● Exercise instructions:
From the entries below, please gather each line containing the string "title".

Dataset records:
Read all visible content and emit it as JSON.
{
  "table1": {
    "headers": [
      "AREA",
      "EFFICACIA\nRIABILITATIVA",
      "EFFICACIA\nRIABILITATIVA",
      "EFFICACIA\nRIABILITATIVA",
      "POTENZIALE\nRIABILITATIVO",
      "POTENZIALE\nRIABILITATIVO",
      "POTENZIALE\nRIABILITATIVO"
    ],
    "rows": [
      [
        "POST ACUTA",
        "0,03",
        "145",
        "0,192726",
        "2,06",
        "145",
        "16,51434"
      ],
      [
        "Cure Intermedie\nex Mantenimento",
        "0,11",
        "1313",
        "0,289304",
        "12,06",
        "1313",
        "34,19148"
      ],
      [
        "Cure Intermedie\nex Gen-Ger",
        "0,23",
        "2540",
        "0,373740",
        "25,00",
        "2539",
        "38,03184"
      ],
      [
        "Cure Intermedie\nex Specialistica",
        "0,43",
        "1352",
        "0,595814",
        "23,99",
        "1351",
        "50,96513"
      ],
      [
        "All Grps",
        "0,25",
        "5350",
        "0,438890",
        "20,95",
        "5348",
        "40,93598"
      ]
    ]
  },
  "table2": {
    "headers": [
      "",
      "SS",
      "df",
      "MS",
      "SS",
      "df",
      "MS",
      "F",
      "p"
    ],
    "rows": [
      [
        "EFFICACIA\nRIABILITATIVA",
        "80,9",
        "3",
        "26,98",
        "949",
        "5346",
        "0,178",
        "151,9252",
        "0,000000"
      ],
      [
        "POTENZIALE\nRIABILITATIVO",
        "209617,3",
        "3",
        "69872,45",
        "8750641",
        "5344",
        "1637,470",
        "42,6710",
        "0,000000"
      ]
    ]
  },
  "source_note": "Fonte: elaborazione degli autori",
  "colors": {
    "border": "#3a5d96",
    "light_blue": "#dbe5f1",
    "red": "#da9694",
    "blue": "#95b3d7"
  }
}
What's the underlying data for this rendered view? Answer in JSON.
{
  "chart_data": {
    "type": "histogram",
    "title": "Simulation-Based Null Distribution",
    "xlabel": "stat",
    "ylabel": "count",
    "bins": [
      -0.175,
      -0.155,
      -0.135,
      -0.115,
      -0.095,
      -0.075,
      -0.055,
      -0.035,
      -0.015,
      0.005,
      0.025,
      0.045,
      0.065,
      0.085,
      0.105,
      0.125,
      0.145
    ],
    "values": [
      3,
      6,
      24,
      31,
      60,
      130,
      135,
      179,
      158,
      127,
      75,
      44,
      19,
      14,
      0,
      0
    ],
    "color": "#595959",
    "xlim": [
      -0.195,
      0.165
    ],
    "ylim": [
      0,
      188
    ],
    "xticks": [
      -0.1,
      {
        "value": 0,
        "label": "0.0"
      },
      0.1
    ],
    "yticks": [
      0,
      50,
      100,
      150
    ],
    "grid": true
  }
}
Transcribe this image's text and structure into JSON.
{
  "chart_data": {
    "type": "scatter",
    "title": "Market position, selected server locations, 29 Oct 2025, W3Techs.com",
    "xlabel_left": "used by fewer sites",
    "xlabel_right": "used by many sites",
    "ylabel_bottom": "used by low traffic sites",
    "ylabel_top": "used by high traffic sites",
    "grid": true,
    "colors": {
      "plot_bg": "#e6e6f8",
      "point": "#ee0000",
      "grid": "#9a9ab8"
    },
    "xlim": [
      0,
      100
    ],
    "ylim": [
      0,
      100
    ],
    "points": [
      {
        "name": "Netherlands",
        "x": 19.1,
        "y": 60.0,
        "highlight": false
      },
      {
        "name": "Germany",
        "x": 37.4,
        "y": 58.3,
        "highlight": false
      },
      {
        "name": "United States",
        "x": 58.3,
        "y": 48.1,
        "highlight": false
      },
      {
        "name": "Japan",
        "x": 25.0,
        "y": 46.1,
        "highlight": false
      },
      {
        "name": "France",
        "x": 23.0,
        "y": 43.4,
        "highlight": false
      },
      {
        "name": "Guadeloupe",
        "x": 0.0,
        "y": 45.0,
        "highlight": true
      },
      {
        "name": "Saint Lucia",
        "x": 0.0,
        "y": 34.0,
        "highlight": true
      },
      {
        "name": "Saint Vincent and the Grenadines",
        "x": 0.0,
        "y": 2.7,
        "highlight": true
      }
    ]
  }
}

● Output for this exercise:
    "title": "Simulation-Based Null Distribution",
    "title": "Market position, selected server locations, 29 Oct 2025, W3Techs.com",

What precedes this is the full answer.